* _Prompt_
Would you copy out the whole listing exactly as given?

* _Stored records_

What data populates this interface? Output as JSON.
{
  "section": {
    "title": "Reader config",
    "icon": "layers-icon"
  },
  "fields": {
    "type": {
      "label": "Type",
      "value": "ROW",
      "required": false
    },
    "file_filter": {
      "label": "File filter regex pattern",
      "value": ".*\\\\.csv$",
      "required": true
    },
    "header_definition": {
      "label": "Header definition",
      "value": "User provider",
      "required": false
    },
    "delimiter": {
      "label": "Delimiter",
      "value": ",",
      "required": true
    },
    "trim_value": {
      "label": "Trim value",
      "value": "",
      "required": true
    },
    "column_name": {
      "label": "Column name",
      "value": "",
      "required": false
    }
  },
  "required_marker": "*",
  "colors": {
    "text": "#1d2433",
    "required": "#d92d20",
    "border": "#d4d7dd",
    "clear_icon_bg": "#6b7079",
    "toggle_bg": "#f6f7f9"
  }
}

* _Answer to the exercise_
What data populates this interface? Output as JSON.
{
  "section": {
    "title": "Reader config",
    "icon": "layers-icon"
  },
  "fields": {
    "type": {
      "label": "Type",
      "value": "ROW",
      "required": false
    },
    "file_filter": {
      "label": "File filter regex pattern",
      "value": ".*\\\\.csv$",
      "required": true
    },
    "header_definition": {
      "label": "Header definition",
      "value": "User provider",
      "required": false
    },
    "delimiter": {
      "label": "Delimiter",
      "value": ",",
      "required": true
    },
    "trim_value": {
      "label": "Trim value",
      "value": "",
      "required": true
    },
    "column_name": {
      "label": "Column name",
      "value": "",
      "required": false
    }
  },
  "required_marker": "*",
  "colors": {
    "text": "#1d2433",
    "required": "#d92d20",
    "border": "#d4d7dd",
    "clear_icon_bg": "#6b7079",
    "toggle_bg": "#f6f7f9"
  }
}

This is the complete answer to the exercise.